SUPPLIED TEXT:
I've been doing a lot of solidarity work in and with Haiti lately, and I
highly recommend that you read the article by Jacques Depelchin, a Congolese
friend of mine that was just publised on-line at Pambazuka News, entitled
"Solidarity with Cite Soleil in Haiti". You can find it at
http://www.pambazuka.org
Need to keep connecting the dots . . . .
Marilyn
> From: Rich Gibson <rgibson@pipeline.com>
> Reply-To: ca-resisters@interversity.org
> Date: Thu, 22 Mar 2007 11:37:11 -0800
> To: ca-resisters@interversity.org
> Subject: [ca-resisters] Fwd: What to Think and Do re Organizing
>
>
>>
>>
>> It is good to see people beginning to lay out positions prior to the
>> Fresno gathering, meaning we are taking this moment seriously.
>>
>> So, let us stake out areas of agreement and disagreement and see
>> where we may, or may not, coalesce.
>>
>> At the outset, I want to restate my respect for anyone engaged in
>> resistance to the regimentation of schools via regulated curricula
>> and high stakes exams, in beating back the military, and especially
>> those who want to overcome the system of capital that lies behind
>> all that. Disagreement is not disrespect and, so far, many of us
>> have found that friendship over the long haul arches over our differences.
>>
>> That said, I disagree with those who want to disconnect capitalism,
>> imperialism, war, and the trends in school that capital creates,
>> like the Big Tests and the military recruiters.
>>
>> I disagree with those who see this US government as anything but a
>> weapon for the rich, and executive committee for the wealthy. Urging
>> people into electoral work, into the courts, etc. merely lends
>> credence and support for a state, a government, that is flatly on
>> the other side, the enemy of the mass of people including most students.
>>
>> That teachers are largely unaware of the nature of government speaks
>> to their own mis-education, especially in colleges of education, but
>> also to the limited privileges teachers have, like health benefits.
>>
>> I am interested in building a mass base of class conscious people
>> (who, for example, recognize that the working class and the owning
>> class have only contradiction in common), people within a caring
>> community, people who are willing to take serious risks and at the
>> same time are willing to see that discipline and organization are
>> necessary to reach into a world where we can live reasonably
>> creative, more or less equitable, free lives. I want people to
>> become less alienated, more responsible for our own histories, if
>> not our birthrights. I want to get rid of capitalism. That is a
>> pedagogical and practical project.
>>
>> I put the question to all other reformers: Toward What End? If that
>> question is unanswered, then all that happens is more of the same,
>> perhaps in new forms, running on capital's many treadmills:
>> nationalism, hierarchy, mysticism, racism, sexism, irrationalism,
>> more wars, etc.

DATA SHOWN:
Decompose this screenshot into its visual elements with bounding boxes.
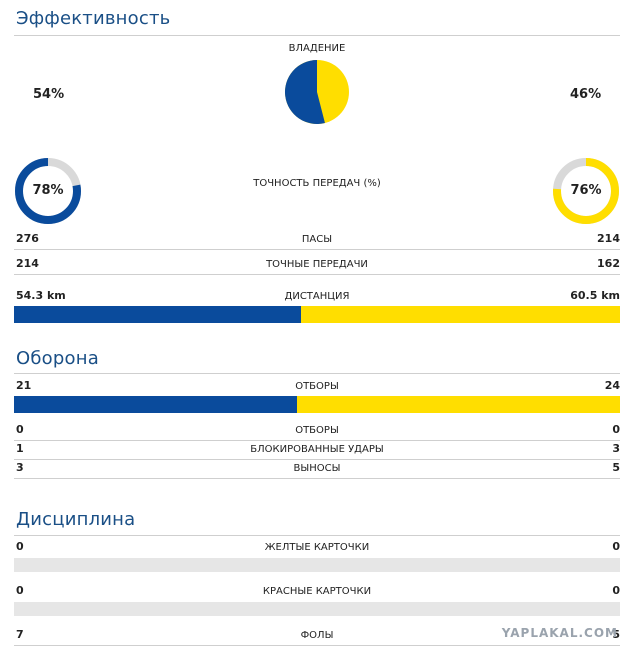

TASK INSTRUCTIONS:
A. In the email on organizing, why does the writer object to urging people into electoral work and the courts? Answer in one to three sentences.
B. Rewrite the paragraph of the email on organizing that begins "I am interested in building a mass base" as a short bulleted list that keeps its main facts.
C. Answer these questions from the email on organizing, one per line:
(i) Where was the article by Jacques Depelchin published online?
(ii) Which upcoming gathering does the forwarded message mention?
(iii) What question does the writer put to all other reformers?

ANSWERS BELOW:
A. The writer sees the US government as a weapon for the rich and an executive committee for the wealthy. Urging people into electoral work or the courts therefore only lends credence and support to a state that is on the other side, the enemy of most people, including most students.

B.
- Goal: build a mass base of class-conscious people who see that the working class and the owning class have only contradiction in common.
- These people should form a caring community, be willing to take serious risks, and accept that discipline and organization are needed to reach a world of reasonably creative, more or less equitable, free lives.
- The writer wants people to become less alienated and more responsible for their own histories.
- The writer wants to get rid of capitalism, which is called a pedagogical and practical project.

C.
(i) Pambazuka News
(ii) The Fresno gathering
(iii) "Toward What End?"